§ TASK DETAILS
Check each line of the listing below for the string "right", and copy the ones that have it.

(Some records)
++++++++

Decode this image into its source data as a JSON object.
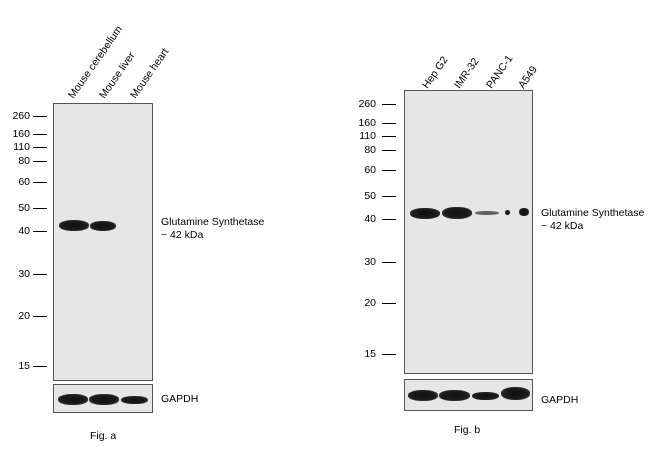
{
  "fig_a": {
    "lanes": [
      "Mouse cerebellum",
      "Mouse liver",
      "Mouse heart"
    ],
    "markers": [
      "260",
      "160",
      "110",
      "80",
      "60",
      "50",
      "40",
      "30",
      "20",
      "15"
    ],
    "target_label": "Glutamine Synthetase",
    "target_size": "~ 42 kDa",
    "control_label": "GAPDH",
    "caption": "Fig. a"
  },
  "fig_b": {
    "lanes": [
      "Hep G2",
      "IMR-32",
      "PANC-1",
      "A549"
    ],
    "markers": [
      "260",
      "160",
      "110",
      "80",
      "60",
      "50",
      "40",
      "30",
      "20",
      "15"
    ],
    "target_label": "Glutamine Synthetase",
    "target_size": "~ 42 kDa",
    "control_label": "GAPDH",
    "caption": "Fig. b"
  }
}
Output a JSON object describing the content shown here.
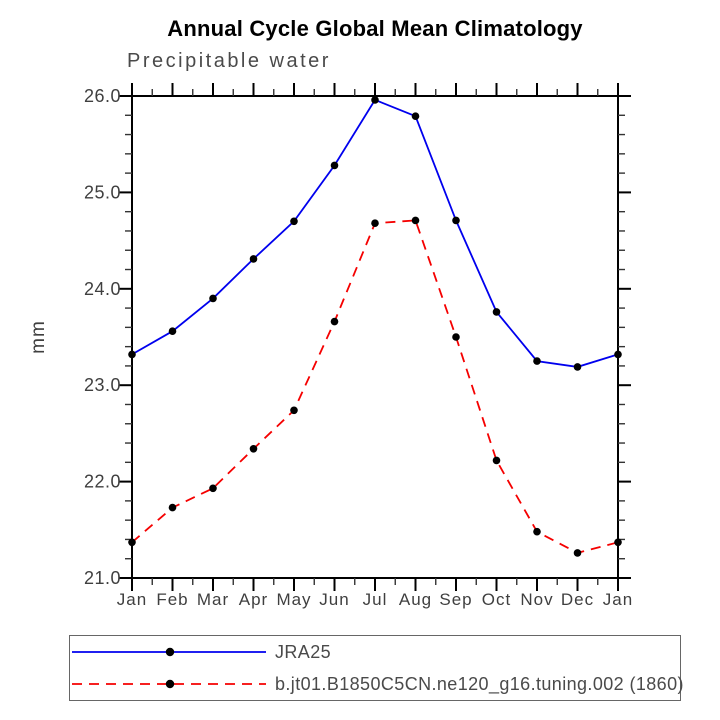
{
  "chart_data": {
    "type": "line",
    "title": "Annual Cycle Global Mean Climatology",
    "subtitle": "Precipitable water",
    "xlabel": "",
    "ylabel": "mm",
    "categories": [
      "Jan",
      "Feb",
      "Mar",
      "Apr",
      "May",
      "Jun",
      "Jul",
      "Aug",
      "Sep",
      "Oct",
      "Nov",
      "Dec",
      "Jan"
    ],
    "ylim": [
      21.0,
      26.0
    ],
    "y_major_step": 1.0,
    "y_minor_step": 0.2,
    "y_tick_labels": [
      "21.0",
      "22.0",
      "23.0",
      "24.0",
      "25.0",
      "26.0"
    ],
    "grid": false,
    "legend_position": "bottom-left",
    "series": [
      {
        "name": "JRA25",
        "color": "#0000ee",
        "style": "solid",
        "marker": "circle",
        "marker_color": "#000000",
        "values": [
          23.32,
          23.56,
          23.9,
          24.31,
          24.7,
          25.28,
          25.96,
          25.79,
          24.71,
          23.76,
          23.25,
          23.19,
          23.32
        ]
      },
      {
        "name": "b.jt01.B1850C5CN.ne120_g16.tuning.002 (1860)",
        "color": "#f50000",
        "style": "dashed",
        "marker": "circle",
        "marker_color": "#000000",
        "values": [
          21.37,
          21.73,
          21.93,
          22.34,
          22.74,
          23.66,
          24.68,
          24.71,
          23.5,
          22.22,
          21.48,
          21.26,
          21.37
        ]
      }
    ],
    "axis_color": "#000000",
    "text_color": "#3f3f3f"
  }
}
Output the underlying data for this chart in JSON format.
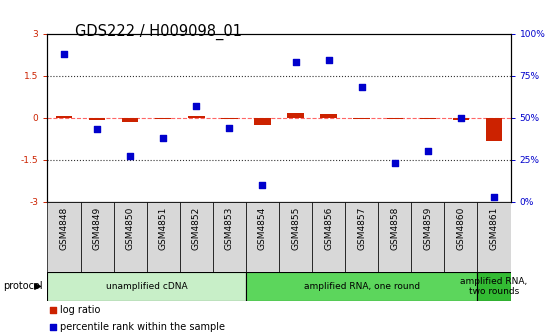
{
  "title": "GDS222 / H009098_01",
  "samples": [
    "GSM4848",
    "GSM4849",
    "GSM4850",
    "GSM4851",
    "GSM4852",
    "GSM4853",
    "GSM4854",
    "GSM4855",
    "GSM4856",
    "GSM4857",
    "GSM4858",
    "GSM4859",
    "GSM4860",
    "GSM4861"
  ],
  "log_ratio": [
    0.05,
    -0.1,
    -0.15,
    -0.05,
    0.05,
    -0.05,
    -0.25,
    0.18,
    0.12,
    -0.05,
    -0.04,
    -0.04,
    -0.08,
    -0.85
  ],
  "percentile_rank": [
    88,
    43,
    27,
    38,
    57,
    44,
    10,
    83,
    84,
    68,
    23,
    30,
    50,
    3
  ],
  "log_ratio_ylim": [
    -3,
    3
  ],
  "percentile_ylim": [
    0,
    100
  ],
  "protocols": [
    {
      "label": "unamplified cDNA",
      "start": 0,
      "end": 5,
      "color": "#c8efc8"
    },
    {
      "label": "amplified RNA, one round",
      "start": 6,
      "end": 12,
      "color": "#5cd65c"
    },
    {
      "label": "amplified RNA,\ntwo rounds",
      "start": 13,
      "end": 13,
      "color": "#33bb33"
    }
  ],
  "log_ratio_color": "#cc2200",
  "percentile_color": "#0000cc",
  "zero_line_color": "#ff6666",
  "dotted_line_color": "#333333",
  "background_color": "#ffffff",
  "tick_label_fontsize": 6.5,
  "title_fontsize": 10.5
}
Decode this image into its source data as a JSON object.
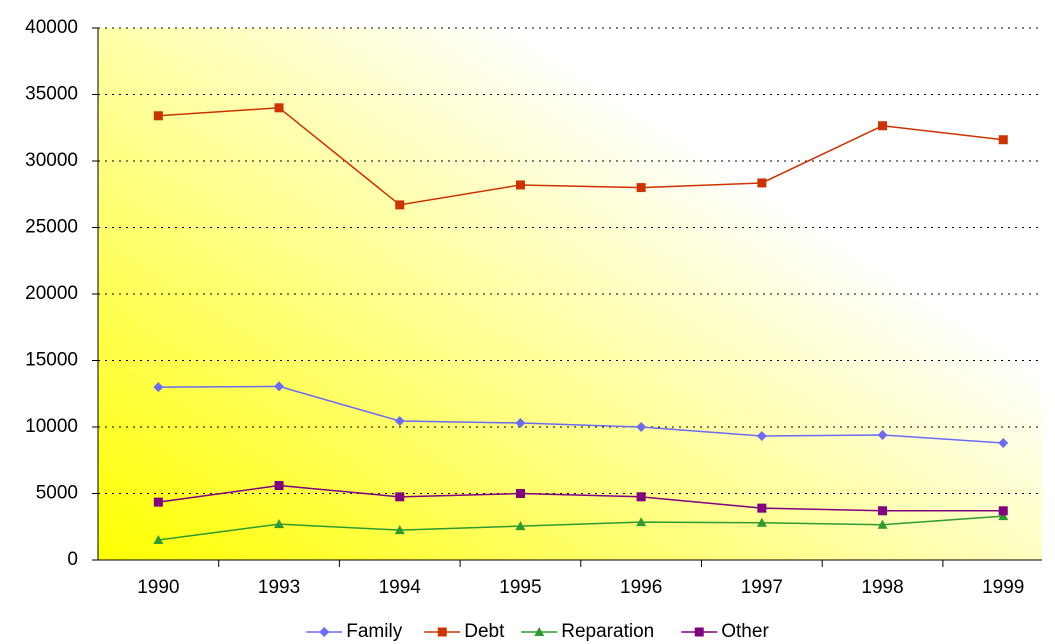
{
  "chart_data": {
    "type": "line",
    "categories": [
      "1990",
      "1993",
      "1994",
      "1995",
      "1996",
      "1997",
      "1998",
      "1999"
    ],
    "series": [
      {
        "name": "Family",
        "color": "#6b6bf5",
        "marker": "diamond",
        "values": [
          13000,
          13050,
          10450,
          10300,
          10000,
          9320,
          9400,
          8800
        ]
      },
      {
        "name": "Debt",
        "color": "#cc3300",
        "marker": "square",
        "values": [
          33400,
          34000,
          26700,
          28200,
          28000,
          28350,
          32650,
          31600
        ]
      },
      {
        "name": "Reparation",
        "color": "#2f9a2f",
        "marker": "triangle",
        "values": [
          1500,
          2700,
          2250,
          2550,
          2850,
          2800,
          2650,
          3300
        ]
      },
      {
        "name": "Other",
        "color": "#800080",
        "marker": "square",
        "values": [
          4350,
          5600,
          4750,
          5000,
          4750,
          3900,
          3700,
          3700
        ]
      }
    ],
    "ylim": [
      0,
      40000
    ],
    "yticks": [
      0,
      5000,
      10000,
      15000,
      20000,
      25000,
      30000,
      35000,
      40000
    ],
    "grid": true,
    "legend": "bottom"
  }
}
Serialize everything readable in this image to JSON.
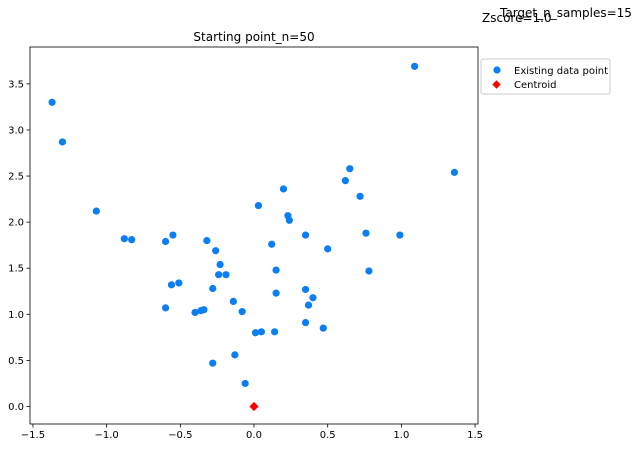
{
  "chart_data": {
    "type": "scatter",
    "title": "Starting point_n=50",
    "annotations": [
      "Target_n_samples=15",
      "Zscore=1.0"
    ],
    "xlabel": "",
    "ylabel": "",
    "xlim": [
      -1.52,
      1.52
    ],
    "ylim": [
      -0.19,
      3.9
    ],
    "xticks": [
      -1.5,
      -1.0,
      -0.5,
      0.0,
      0.5,
      1.0,
      1.5
    ],
    "xtick_labels": [
      "−1.5",
      "−1.0",
      "−0.5",
      "0.0",
      "0.5",
      "1.0",
      "1.5"
    ],
    "yticks": [
      0.0,
      0.5,
      1.0,
      1.5,
      2.0,
      2.5,
      3.0,
      3.5
    ],
    "ytick_labels": [
      "0.0",
      "0.5",
      "1.0",
      "1.5",
      "2.0",
      "2.5",
      "3.0",
      "3.5"
    ],
    "grid": false,
    "legend_position": "outside-top-right",
    "series": [
      {
        "name": "Existing data point",
        "marker": "circle",
        "color": "#0a7ef2",
        "points": [
          [
            -1.37,
            3.3
          ],
          [
            -1.3,
            2.87
          ],
          [
            -1.07,
            2.12
          ],
          [
            -0.88,
            1.82
          ],
          [
            -0.83,
            1.81
          ],
          [
            -0.6,
            1.79
          ],
          [
            -0.6,
            1.07
          ],
          [
            -0.55,
            1.86
          ],
          [
            -0.56,
            1.32
          ],
          [
            -0.51,
            1.34
          ],
          [
            -0.4,
            1.02
          ],
          [
            -0.36,
            1.04
          ],
          [
            -0.34,
            1.05
          ],
          [
            -0.32,
            1.8
          ],
          [
            -0.28,
            1.28
          ],
          [
            -0.26,
            1.69
          ],
          [
            -0.24,
            1.43
          ],
          [
            -0.23,
            1.54
          ],
          [
            -0.19,
            1.43
          ],
          [
            -0.14,
            1.14
          ],
          [
            -0.13,
            0.56
          ],
          [
            -0.28,
            0.47
          ],
          [
            -0.08,
            1.03
          ],
          [
            -0.06,
            0.25
          ],
          [
            0.01,
            0.8
          ],
          [
            0.03,
            2.18
          ],
          [
            0.05,
            0.81
          ],
          [
            0.12,
            1.76
          ],
          [
            0.14,
            0.81
          ],
          [
            0.15,
            1.48
          ],
          [
            0.15,
            1.23
          ],
          [
            0.2,
            2.36
          ],
          [
            0.23,
            2.07
          ],
          [
            0.24,
            2.02
          ],
          [
            0.35,
            1.86
          ],
          [
            0.35,
            1.27
          ],
          [
            0.35,
            0.91
          ],
          [
            0.37,
            1.1
          ],
          [
            0.4,
            1.18
          ],
          [
            0.47,
            0.85
          ],
          [
            0.5,
            1.71
          ],
          [
            0.62,
            2.45
          ],
          [
            0.65,
            2.58
          ],
          [
            0.72,
            2.28
          ],
          [
            0.76,
            1.88
          ],
          [
            0.78,
            1.47
          ],
          [
            0.99,
            1.86
          ],
          [
            1.09,
            3.69
          ],
          [
            1.36,
            2.54
          ]
        ]
      },
      {
        "name": "Centroid",
        "marker": "diamond",
        "color": "#ff0000",
        "points": [
          [
            0.0,
            0.0
          ]
        ]
      }
    ]
  }
}
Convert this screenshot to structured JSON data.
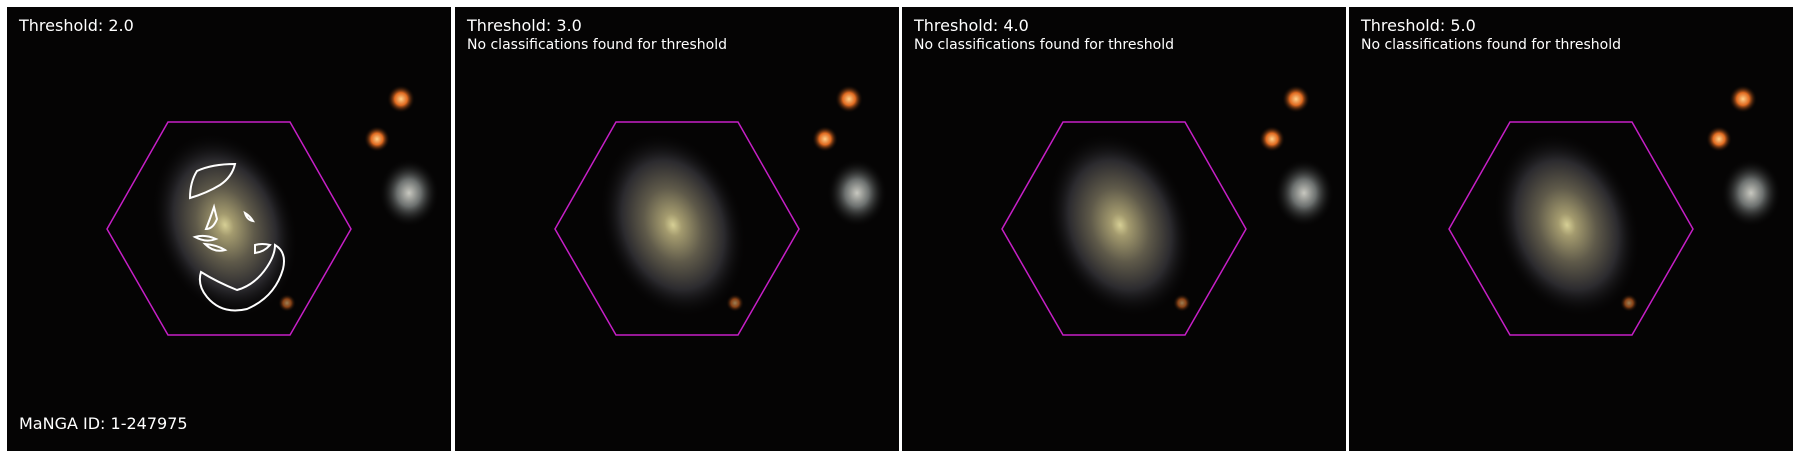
{
  "panels": [
    {
      "title": "Threshold: 2.0",
      "message": "",
      "has_contours": true
    },
    {
      "title": "Threshold: 3.0",
      "message": "No classifications found for threshold",
      "has_contours": false
    },
    {
      "title": "Threshold: 4.0",
      "message": "No classifications found for threshold",
      "has_contours": false
    },
    {
      "title": "Threshold: 5.0",
      "message": "No classifications found for threshold",
      "has_contours": false
    }
  ],
  "manga_id": "MaNGA ID: 1-247975",
  "colors": {
    "hexagon": "#c61fc6",
    "contour": "#ffffff",
    "background": "#050404"
  }
}
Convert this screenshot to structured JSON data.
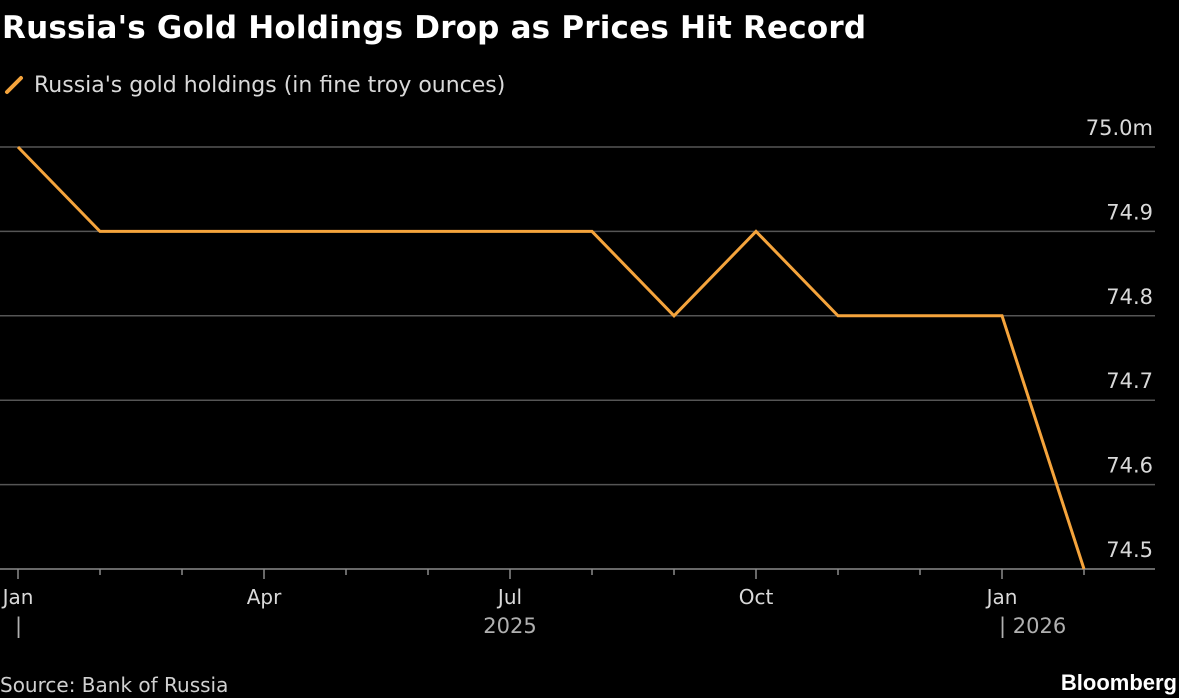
{
  "header": {
    "title": "Russia's Gold Holdings Drop as Prices Hit Record"
  },
  "legend": {
    "label": "Russia's gold holdings (in fine troy ounces)"
  },
  "footer": {
    "source": "Source: Bank of Russia",
    "brand": "Bloomberg"
  },
  "colors": {
    "background": "#000000",
    "series": "#f5a43c",
    "grid": "#555555",
    "text": "#d9d9d9"
  },
  "chart_data": {
    "type": "line",
    "x": [
      "2025-01",
      "2025-02",
      "2025-03",
      "2025-04",
      "2025-05",
      "2025-06",
      "2025-07",
      "2025-08",
      "2025-09",
      "2025-10",
      "2025-11",
      "2025-12",
      "2026-01",
      "2026-02"
    ],
    "series": [
      {
        "values": [
          75.0,
          74.9,
          74.9,
          74.9,
          74.9,
          74.9,
          74.9,
          74.9,
          74.8,
          74.9,
          74.8,
          74.8,
          74.8,
          74.5
        ]
      }
    ],
    "ylim": [
      74.5,
      75.0
    ],
    "y_ticks": [
      {
        "value": 75.0,
        "label": "75.0m"
      },
      {
        "value": 74.9,
        "label": "74.9"
      },
      {
        "value": 74.8,
        "label": "74.8"
      },
      {
        "value": 74.7,
        "label": "74.7"
      },
      {
        "value": 74.6,
        "label": "74.6"
      },
      {
        "value": 74.5,
        "label": "74.5"
      }
    ],
    "x_tick_labels": [
      {
        "index": 0,
        "label": "Jan"
      },
      {
        "index": 3,
        "label": "Apr"
      },
      {
        "index": 6,
        "label": "Jul"
      },
      {
        "index": 9,
        "label": "Oct"
      },
      {
        "index": 12,
        "label": "Jan"
      }
    ],
    "x_year_labels": [
      {
        "index": 0,
        "label": "|"
      },
      {
        "index": 6,
        "label": "2025"
      },
      {
        "index": 12,
        "label": "| 2026"
      }
    ],
    "axis_position": "right",
    "grid": true,
    "legend_position": "top-left"
  }
}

++++++++

§ FULL ANSWER
    "legend_position": "outside-top-right",
    "axis_position": "right",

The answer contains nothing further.